§ **Data extracted from a collection**
▼▼▼

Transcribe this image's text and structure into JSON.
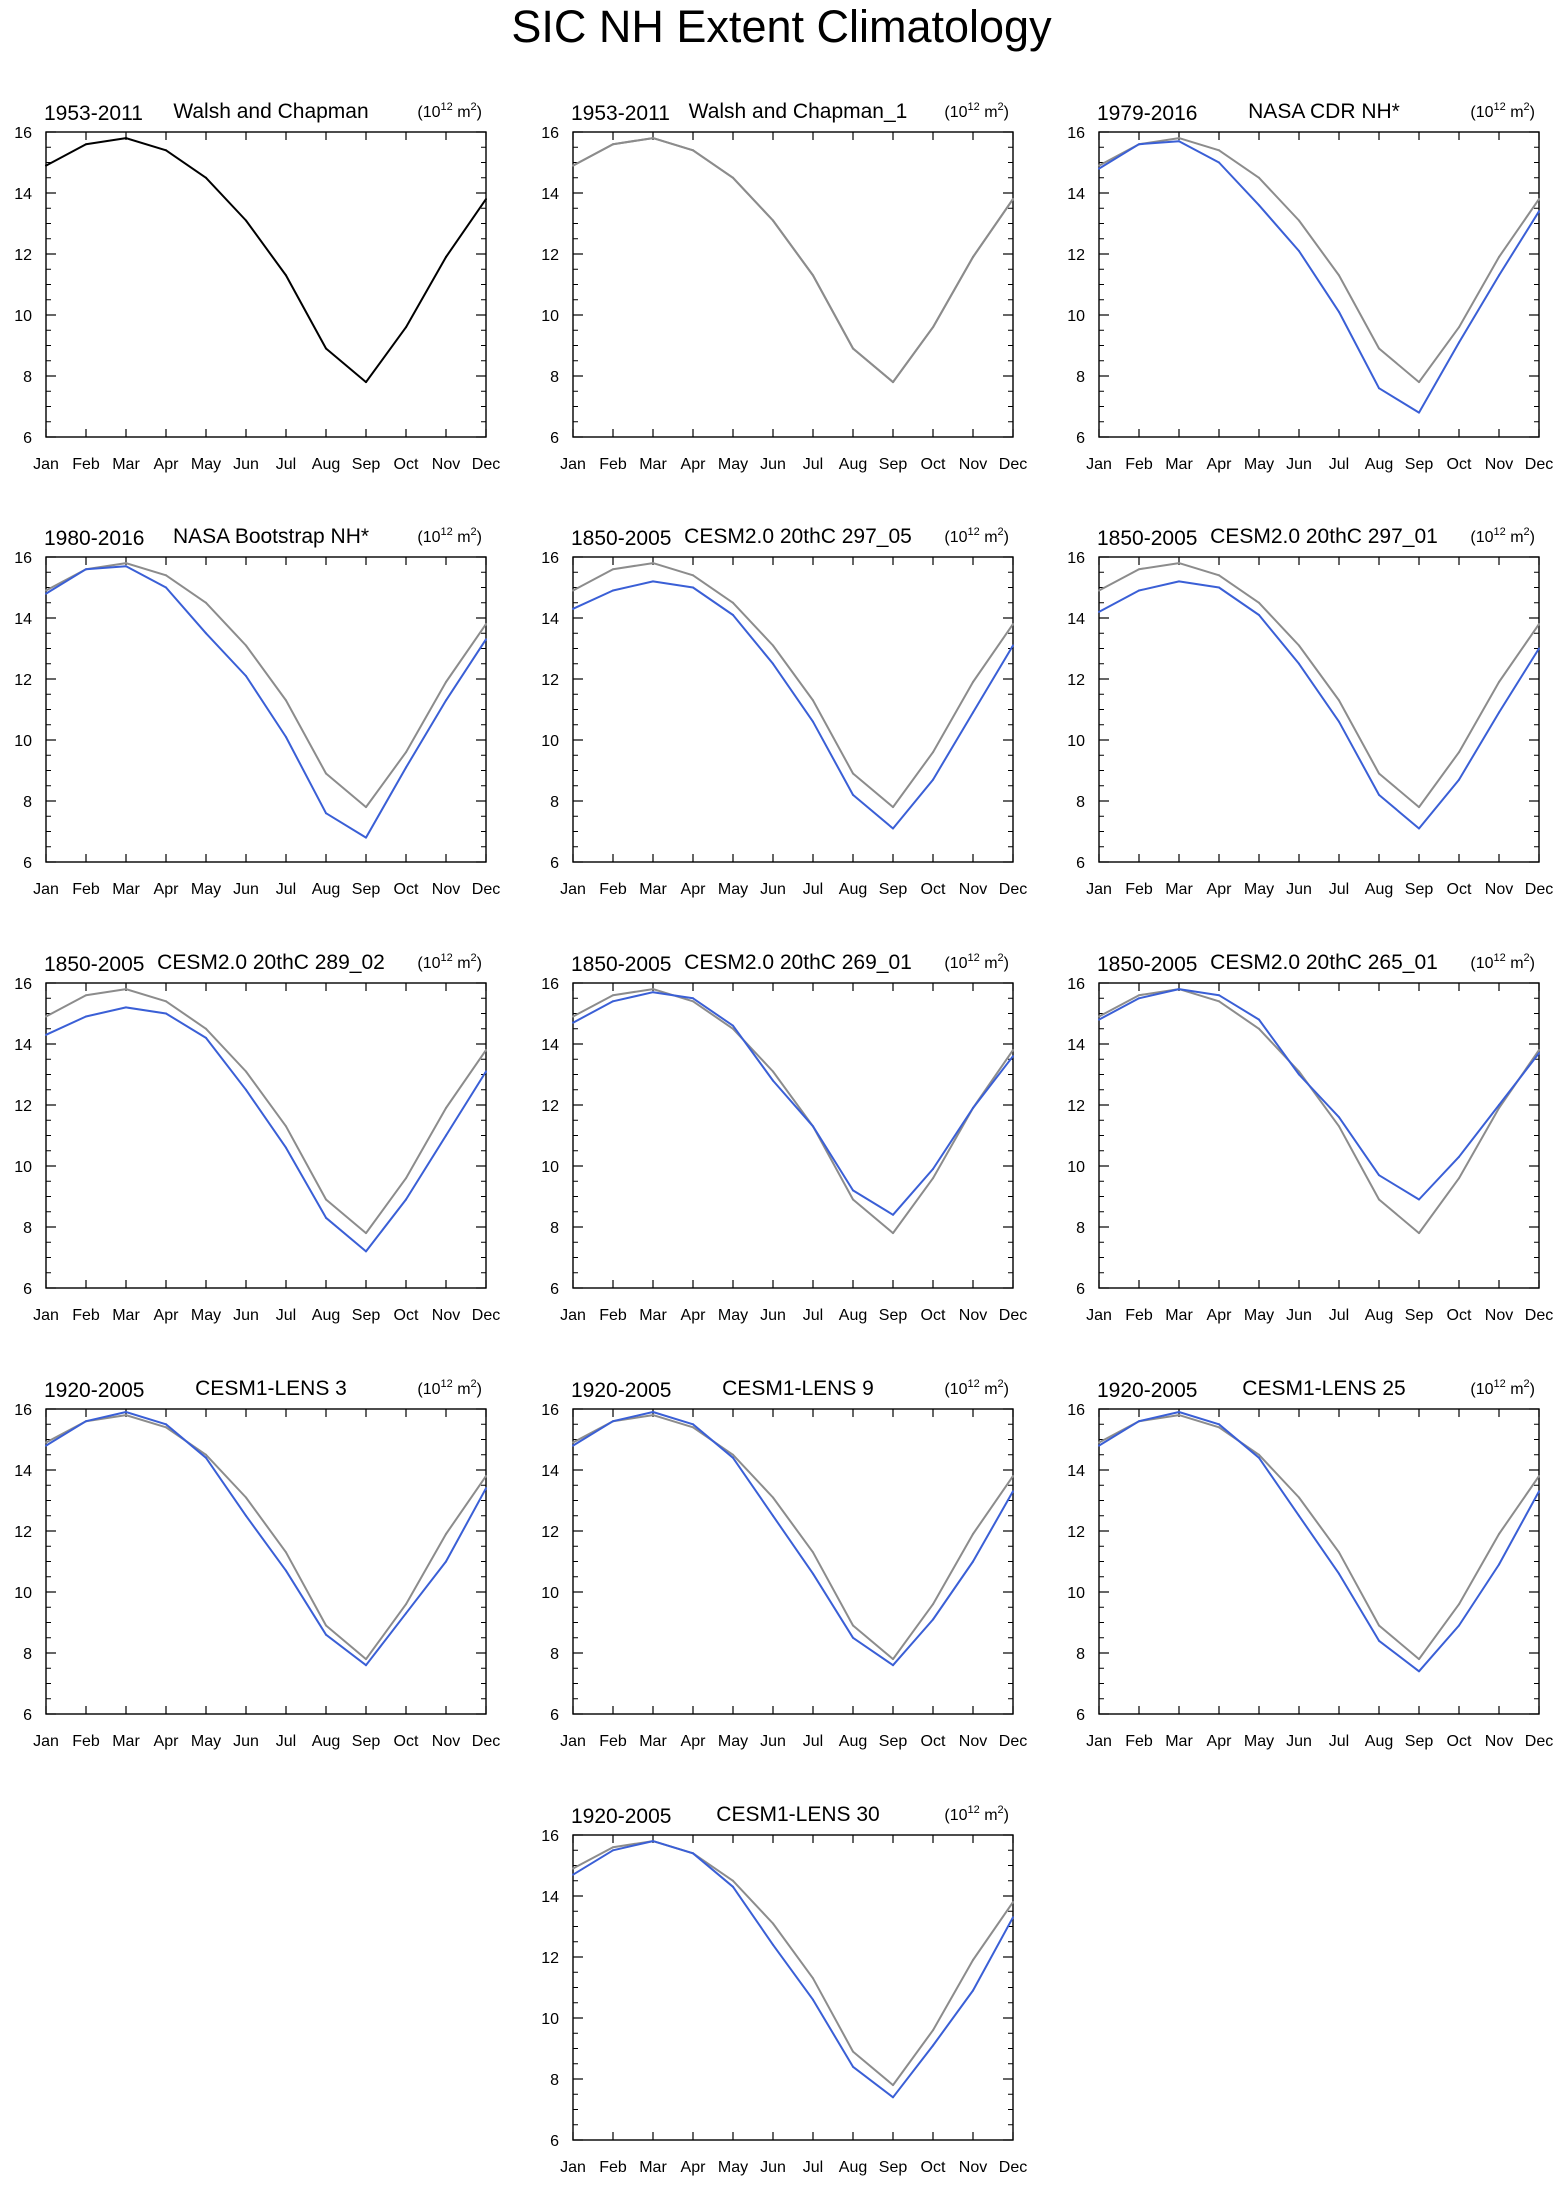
{
  "title": "SIC NH Extent Climatology",
  "colors": {
    "reference": "#8c8c8c",
    "model": "#3a5fd6",
    "single": "#000000",
    "axis": "#000000"
  },
  "chart_data": [
    {
      "type": "line",
      "period": "1953-2011",
      "title": "Walsh and Chapman",
      "units": "(10",
      "units_exp": "12",
      "units_tail": " m",
      "units_exp2": "2",
      "units_close": ")",
      "categories": [
        "Jan",
        "Feb",
        "Mar",
        "Apr",
        "May",
        "Jun",
        "Jul",
        "Aug",
        "Sep",
        "Oct",
        "Nov",
        "Dec"
      ],
      "ylim": [
        6,
        16
      ],
      "yticks": [
        6,
        8,
        10,
        12,
        14,
        16
      ],
      "grid": false,
      "series": [
        {
          "role": "single",
          "values": [
            14.9,
            15.6,
            15.8,
            15.4,
            14.5,
            13.1,
            11.3,
            8.9,
            7.8,
            9.6,
            11.9,
            13.8
          ]
        }
      ]
    },
    {
      "type": "line",
      "period": "1953-2011",
      "title": "Walsh and Chapman_1",
      "units": "(10",
      "units_exp": "12",
      "units_tail": " m",
      "units_exp2": "2",
      "units_close": ")",
      "categories": [
        "Jan",
        "Feb",
        "Mar",
        "Apr",
        "May",
        "Jun",
        "Jul",
        "Aug",
        "Sep",
        "Oct",
        "Nov",
        "Dec"
      ],
      "ylim": [
        6,
        16
      ],
      "yticks": [
        6,
        8,
        10,
        12,
        14,
        16
      ],
      "grid": false,
      "series": [
        {
          "role": "reference",
          "values": [
            14.9,
            15.6,
            15.8,
            15.4,
            14.5,
            13.1,
            11.3,
            8.9,
            7.8,
            9.6,
            11.9,
            13.8
          ]
        },
        {
          "role": "reference",
          "values": [
            14.9,
            15.6,
            15.8,
            15.4,
            14.5,
            13.1,
            11.3,
            8.9,
            7.8,
            9.6,
            11.9,
            13.8
          ]
        }
      ]
    },
    {
      "type": "line",
      "period": "1979-2016",
      "title": "NASA CDR NH*",
      "units": "(10",
      "units_exp": "12",
      "units_tail": " m",
      "units_exp2": "2",
      "units_close": ")",
      "categories": [
        "Jan",
        "Feb",
        "Mar",
        "Apr",
        "May",
        "Jun",
        "Jul",
        "Aug",
        "Sep",
        "Oct",
        "Nov",
        "Dec"
      ],
      "ylim": [
        6,
        16
      ],
      "yticks": [
        6,
        8,
        10,
        12,
        14,
        16
      ],
      "grid": false,
      "series": [
        {
          "role": "reference",
          "values": [
            14.9,
            15.6,
            15.8,
            15.4,
            14.5,
            13.1,
            11.3,
            8.9,
            7.8,
            9.6,
            11.9,
            13.8
          ]
        },
        {
          "role": "model",
          "values": [
            14.8,
            15.6,
            15.7,
            15.0,
            13.6,
            12.1,
            10.1,
            7.6,
            6.8,
            9.1,
            11.3,
            13.4
          ]
        }
      ]
    },
    {
      "type": "line",
      "period": "1980-2016",
      "title": "NASA Bootstrap NH*",
      "units": "(10",
      "units_exp": "12",
      "units_tail": " m",
      "units_exp2": "2",
      "units_close": ")",
      "categories": [
        "Jan",
        "Feb",
        "Mar",
        "Apr",
        "May",
        "Jun",
        "Jul",
        "Aug",
        "Sep",
        "Oct",
        "Nov",
        "Dec"
      ],
      "ylim": [
        6,
        16
      ],
      "yticks": [
        6,
        8,
        10,
        12,
        14,
        16
      ],
      "grid": false,
      "series": [
        {
          "role": "reference",
          "values": [
            14.9,
            15.6,
            15.8,
            15.4,
            14.5,
            13.1,
            11.3,
            8.9,
            7.8,
            9.6,
            11.9,
            13.8
          ]
        },
        {
          "role": "model",
          "values": [
            14.8,
            15.6,
            15.7,
            15.0,
            13.5,
            12.1,
            10.1,
            7.6,
            6.8,
            9.1,
            11.3,
            13.3
          ]
        }
      ]
    },
    {
      "type": "line",
      "period": "1850-2005",
      "title": "CESM2.0 20thC 297_05",
      "units": "(10",
      "units_exp": "12",
      "units_tail": " m",
      "units_exp2": "2",
      "units_close": ")",
      "categories": [
        "Jan",
        "Feb",
        "Mar",
        "Apr",
        "May",
        "Jun",
        "Jul",
        "Aug",
        "Sep",
        "Oct",
        "Nov",
        "Dec"
      ],
      "ylim": [
        6,
        16
      ],
      "yticks": [
        6,
        8,
        10,
        12,
        14,
        16
      ],
      "grid": false,
      "series": [
        {
          "role": "reference",
          "values": [
            14.9,
            15.6,
            15.8,
            15.4,
            14.5,
            13.1,
            11.3,
            8.9,
            7.8,
            9.6,
            11.9,
            13.8
          ]
        },
        {
          "role": "model",
          "values": [
            14.3,
            14.9,
            15.2,
            15.0,
            14.1,
            12.5,
            10.6,
            8.2,
            7.1,
            8.7,
            10.9,
            13.1
          ]
        }
      ]
    },
    {
      "type": "line",
      "period": "1850-2005",
      "title": "CESM2.0 20thC 297_01",
      "units": "(10",
      "units_exp": "12",
      "units_tail": " m",
      "units_exp2": "2",
      "units_close": ")",
      "categories": [
        "Jan",
        "Feb",
        "Mar",
        "Apr",
        "May",
        "Jun",
        "Jul",
        "Aug",
        "Sep",
        "Oct",
        "Nov",
        "Dec"
      ],
      "ylim": [
        6,
        16
      ],
      "yticks": [
        6,
        8,
        10,
        12,
        14,
        16
      ],
      "grid": false,
      "series": [
        {
          "role": "reference",
          "values": [
            14.9,
            15.6,
            15.8,
            15.4,
            14.5,
            13.1,
            11.3,
            8.9,
            7.8,
            9.6,
            11.9,
            13.8
          ]
        },
        {
          "role": "model",
          "values": [
            14.2,
            14.9,
            15.2,
            15.0,
            14.1,
            12.5,
            10.6,
            8.2,
            7.1,
            8.7,
            10.9,
            13.0
          ]
        }
      ]
    },
    {
      "type": "line",
      "period": "1850-2005",
      "title": "CESM2.0 20thC 289_02",
      "units": "(10",
      "units_exp": "12",
      "units_tail": " m",
      "units_exp2": "2",
      "units_close": ")",
      "categories": [
        "Jan",
        "Feb",
        "Mar",
        "Apr",
        "May",
        "Jun",
        "Jul",
        "Aug",
        "Sep",
        "Oct",
        "Nov",
        "Dec"
      ],
      "ylim": [
        6,
        16
      ],
      "yticks": [
        6,
        8,
        10,
        12,
        14,
        16
      ],
      "grid": false,
      "series": [
        {
          "role": "reference",
          "values": [
            14.9,
            15.6,
            15.8,
            15.4,
            14.5,
            13.1,
            11.3,
            8.9,
            7.8,
            9.6,
            11.9,
            13.8
          ]
        },
        {
          "role": "model",
          "values": [
            14.3,
            14.9,
            15.2,
            15.0,
            14.2,
            12.5,
            10.6,
            8.3,
            7.2,
            8.9,
            11.0,
            13.1
          ]
        }
      ]
    },
    {
      "type": "line",
      "period": "1850-2005",
      "title": "CESM2.0 20thC 269_01",
      "units": "(10",
      "units_exp": "12",
      "units_tail": " m",
      "units_exp2": "2",
      "units_close": ")",
      "categories": [
        "Jan",
        "Feb",
        "Mar",
        "Apr",
        "May",
        "Jun",
        "Jul",
        "Aug",
        "Sep",
        "Oct",
        "Nov",
        "Dec"
      ],
      "ylim": [
        6,
        16
      ],
      "yticks": [
        6,
        8,
        10,
        12,
        14,
        16
      ],
      "grid": false,
      "series": [
        {
          "role": "reference",
          "values": [
            14.9,
            15.6,
            15.8,
            15.4,
            14.5,
            13.1,
            11.3,
            8.9,
            7.8,
            9.6,
            11.9,
            13.8
          ]
        },
        {
          "role": "model",
          "values": [
            14.7,
            15.4,
            15.7,
            15.5,
            14.6,
            12.8,
            11.3,
            9.2,
            8.4,
            9.9,
            11.9,
            13.6
          ]
        }
      ]
    },
    {
      "type": "line",
      "period": "1850-2005",
      "title": "CESM2.0 20thC 265_01",
      "units": "(10",
      "units_exp": "12",
      "units_tail": " m",
      "units_exp2": "2",
      "units_close": ")",
      "categories": [
        "Jan",
        "Feb",
        "Mar",
        "Apr",
        "May",
        "Jun",
        "Jul",
        "Aug",
        "Sep",
        "Oct",
        "Nov",
        "Dec"
      ],
      "ylim": [
        6,
        16
      ],
      "yticks": [
        6,
        8,
        10,
        12,
        14,
        16
      ],
      "grid": false,
      "series": [
        {
          "role": "reference",
          "values": [
            14.9,
            15.6,
            15.8,
            15.4,
            14.5,
            13.1,
            11.3,
            8.9,
            7.8,
            9.6,
            11.9,
            13.8
          ]
        },
        {
          "role": "model",
          "values": [
            14.8,
            15.5,
            15.8,
            15.6,
            14.8,
            13.0,
            11.6,
            9.7,
            8.9,
            10.3,
            12.0,
            13.7
          ]
        }
      ]
    },
    {
      "type": "line",
      "period": "1920-2005",
      "title": "CESM1-LENS 3",
      "units": "(10",
      "units_exp": "12",
      "units_tail": " m",
      "units_exp2": "2",
      "units_close": ")",
      "categories": [
        "Jan",
        "Feb",
        "Mar",
        "Apr",
        "May",
        "Jun",
        "Jul",
        "Aug",
        "Sep",
        "Oct",
        "Nov",
        "Dec"
      ],
      "ylim": [
        6,
        16
      ],
      "yticks": [
        6,
        8,
        10,
        12,
        14,
        16
      ],
      "grid": false,
      "series": [
        {
          "role": "reference",
          "values": [
            14.9,
            15.6,
            15.8,
            15.4,
            14.5,
            13.1,
            11.3,
            8.9,
            7.8,
            9.6,
            11.9,
            13.8
          ]
        },
        {
          "role": "model",
          "values": [
            14.8,
            15.6,
            15.9,
            15.5,
            14.4,
            12.5,
            10.7,
            8.6,
            7.6,
            9.3,
            11.0,
            13.4
          ]
        }
      ]
    },
    {
      "type": "line",
      "period": "1920-2005",
      "title": "CESM1-LENS 9",
      "units": "(10",
      "units_exp": "12",
      "units_tail": " m",
      "units_exp2": "2",
      "units_close": ")",
      "categories": [
        "Jan",
        "Feb",
        "Mar",
        "Apr",
        "May",
        "Jun",
        "Jul",
        "Aug",
        "Sep",
        "Oct",
        "Nov",
        "Dec"
      ],
      "ylim": [
        6,
        16
      ],
      "yticks": [
        6,
        8,
        10,
        12,
        14,
        16
      ],
      "grid": false,
      "series": [
        {
          "role": "reference",
          "values": [
            14.9,
            15.6,
            15.8,
            15.4,
            14.5,
            13.1,
            11.3,
            8.9,
            7.8,
            9.6,
            11.9,
            13.8
          ]
        },
        {
          "role": "model",
          "values": [
            14.8,
            15.6,
            15.9,
            15.5,
            14.4,
            12.5,
            10.6,
            8.5,
            7.6,
            9.1,
            11.0,
            13.3
          ]
        }
      ]
    },
    {
      "type": "line",
      "period": "1920-2005",
      "title": "CESM1-LENS 25",
      "units": "(10",
      "units_exp": "12",
      "units_tail": " m",
      "units_exp2": "2",
      "units_close": ")",
      "categories": [
        "Jan",
        "Feb",
        "Mar",
        "Apr",
        "May",
        "Jun",
        "Jul",
        "Aug",
        "Sep",
        "Oct",
        "Nov",
        "Dec"
      ],
      "ylim": [
        6,
        16
      ],
      "yticks": [
        6,
        8,
        10,
        12,
        14,
        16
      ],
      "grid": false,
      "series": [
        {
          "role": "reference",
          "values": [
            14.9,
            15.6,
            15.8,
            15.4,
            14.5,
            13.1,
            11.3,
            8.9,
            7.8,
            9.6,
            11.9,
            13.8
          ]
        },
        {
          "role": "model",
          "values": [
            14.8,
            15.6,
            15.9,
            15.5,
            14.4,
            12.5,
            10.6,
            8.4,
            7.4,
            8.9,
            10.9,
            13.3
          ]
        }
      ]
    },
    {
      "type": "line",
      "period": "1920-2005",
      "title": "CESM1-LENS 30",
      "units": "(10",
      "units_exp": "12",
      "units_tail": " m",
      "units_exp2": "2",
      "units_close": ")",
      "categories": [
        "Jan",
        "Feb",
        "Mar",
        "Apr",
        "May",
        "Jun",
        "Jul",
        "Aug",
        "Sep",
        "Oct",
        "Nov",
        "Dec"
      ],
      "ylim": [
        6,
        16
      ],
      "yticks": [
        6,
        8,
        10,
        12,
        14,
        16
      ],
      "grid": false,
      "series": [
        {
          "role": "reference",
          "values": [
            14.9,
            15.6,
            15.8,
            15.4,
            14.5,
            13.1,
            11.3,
            8.9,
            7.8,
            9.6,
            11.9,
            13.8
          ]
        },
        {
          "role": "model",
          "values": [
            14.7,
            15.5,
            15.8,
            15.4,
            14.3,
            12.4,
            10.6,
            8.4,
            7.4,
            9.1,
            10.9,
            13.3
          ]
        }
      ]
    }
  ]
}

▲▲▲

§ **TASK PROMPT**
Where a line of the material above holds the string "LENS", copy that line.

§ **TASK ANSWER**
      "title": "CESM1-LENS 3",
      "title": "CESM1-LENS 9",
      "title": "CESM1-LENS 25",
      "title": "CESM1-LENS 30",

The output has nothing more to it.